Drop every picture, then transcribe the remaining data exactly.

======== DATA FOR THE TASK ========

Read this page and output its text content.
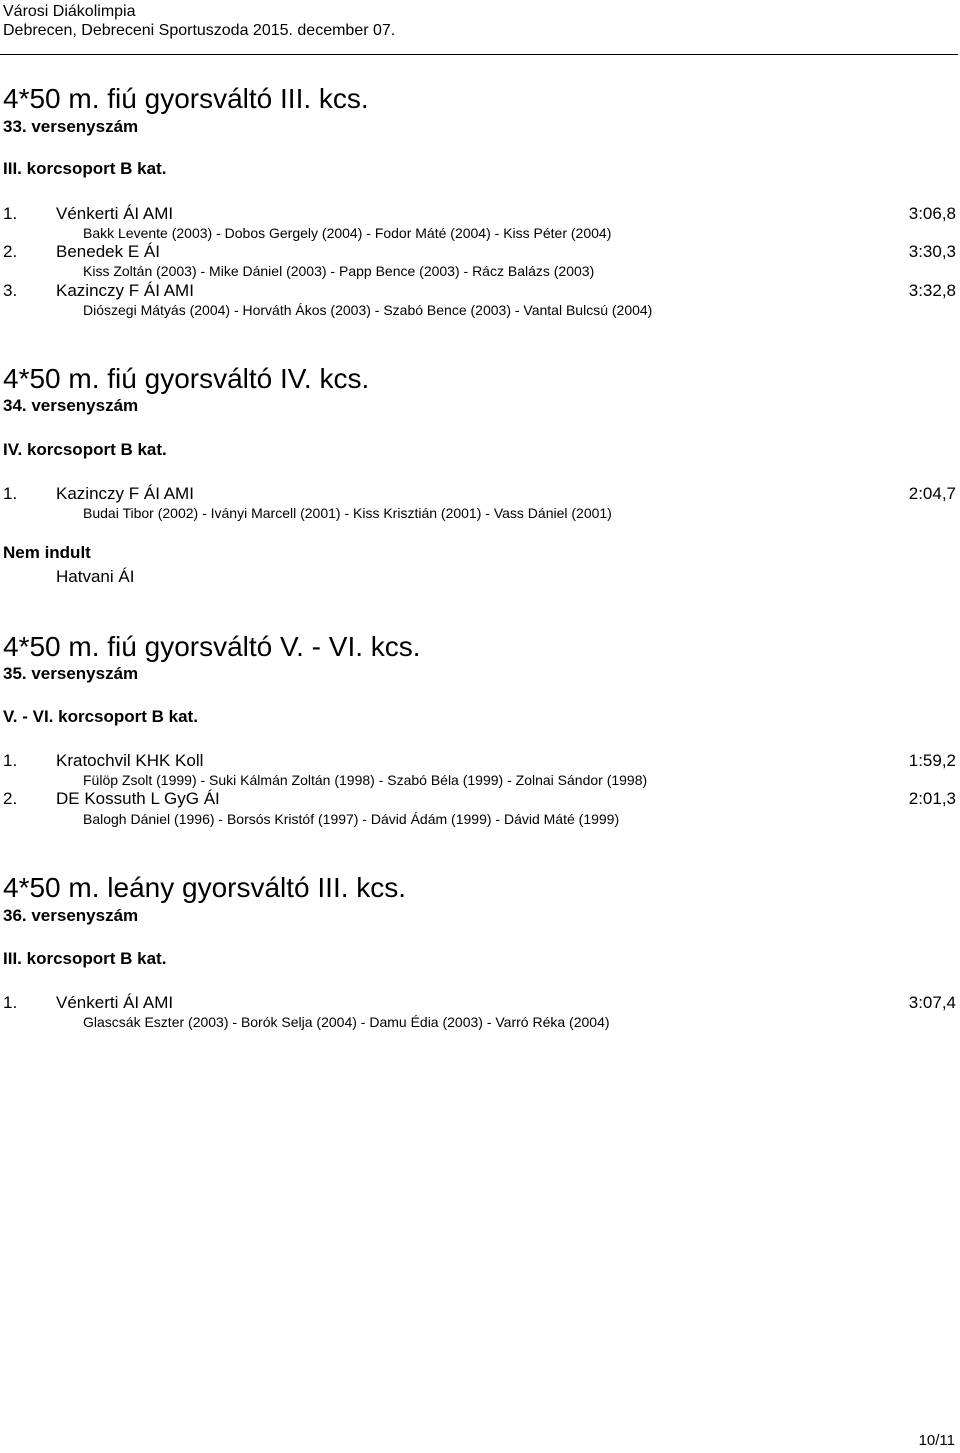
Városi Diákolimpia
Debrecen, Debreceni Sportuszoda 2015. december 07.
4*50 m. fiú gyorsváltó III. kcs.
33. versenyszám
III. korcsoport B kat.
1. Vénkerti ÁI AMI	3:06,8
Bakk Levente (2003) - Dobos Gergely (2004) - Fodor Máté (2004) - Kiss Péter (2004)
2. Benedek E ÁI	3:30,3
Kiss Zoltán (2003) - Mike Dániel (2003) - Papp Bence (2003) - Rácz Balázs (2003)
3. Kazinczy F ÁI AMI	3:32,8
Diószegi Mátyás (2004) - Horváth Ákos (2003) - Szabó Bence (2003) - Vantal Bulcsú (2004)
4*50 m. fiú gyorsváltó IV. kcs.
34. versenyszám
IV. korcsoport B kat.
1. Kazinczy F ÁI AMI	2:04,7
Budai Tibor (2002) - Iványi Marcell (2001) - Kiss Krisztián (2001) - Vass Dániel (2001)
Nem indult
Hatvani ÁI
4*50 m. fiú gyorsváltó V. - VI. kcs.
35. versenyszám
V. - VI. korcsoport B kat.
1. Kratochvil KHK Koll	1:59,2
Fülöp Zsolt (1999) - Suki Kálmán Zoltán (1998) - Szabó Béla (1999) - Zolnai Sándor (1998)
2. DE Kossuth L GyG ÁI	2:01,3
Balogh Dániel (1996) - Borsós Kristóf (1997) - Dávid Ádám (1999) - Dávid Máté (1999)
4*50 m. leány gyorsváltó III. kcs.
36. versenyszám
III. korcsoport B kat.
1. Vénkerti ÁI AMI	3:07,4
Glascsák Eszter (2003) - Borók Selja (2004) - Damu Édia (2003) - Varró Réka (2004)
10/11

========

FULL SOLUTION:
Read this page and output its text content.
Városi Diákolimpia
Debrecen, Debreceni Sportuszoda 2015. december 07.
4*50 m. fiú gyorsváltó III. kcs.
33. versenyszám
III. korcsoport B kat.
1. Vénkerti ÁI AMI	3:06,8
Bakk Levente (2003) - Dobos Gergely (2004) - Fodor Máté (2004) - Kiss Péter (2004)
2. Benedek E ÁI	3:30,3
Kiss Zoltán (2003) - Mike Dániel (2003) - Papp Bence (2003) - Rácz Balázs (2003)
3. Kazinczy F ÁI AMI	3:32,8
Diószegi Mátyás (2004) - Horváth Ákos (2003) - Szabó Bence (2003) - Vantal Bulcsú (2004)
4*50 m. fiú gyorsváltó IV. kcs.
34. versenyszám
IV. korcsoport B kat.
1. Kazinczy F ÁI AMI	2:04,7
Budai Tibor (2002) - Iványi Marcell (2001) - Kiss Krisztián (2001) - Vass Dániel (2001)
Nem indult
Hatvani ÁI
4*50 m. fiú gyorsváltó V. - VI. kcs.
35. versenyszám
V. - VI. korcsoport B kat.
1. Kratochvil KHK Koll	1:59,2
Fülöp Zsolt (1999) - Suki Kálmán Zoltán (1998) - Szabó Béla (1999) - Zolnai Sándor (1998)
2. DE Kossuth L GyG ÁI	2:01,3
Balogh Dániel (1996) - Borsós Kristóf (1997) - Dávid Ádám (1999) - Dávid Máté (1999)
4*50 m. leány gyorsváltó III. kcs.
36. versenyszám
III. korcsoport B kat.
1. Vénkerti ÁI AMI	3:07,4
Glascsák Eszter (2003) - Borók Selja (2004) - Damu Édia (2003) - Varró Réka (2004)
10/11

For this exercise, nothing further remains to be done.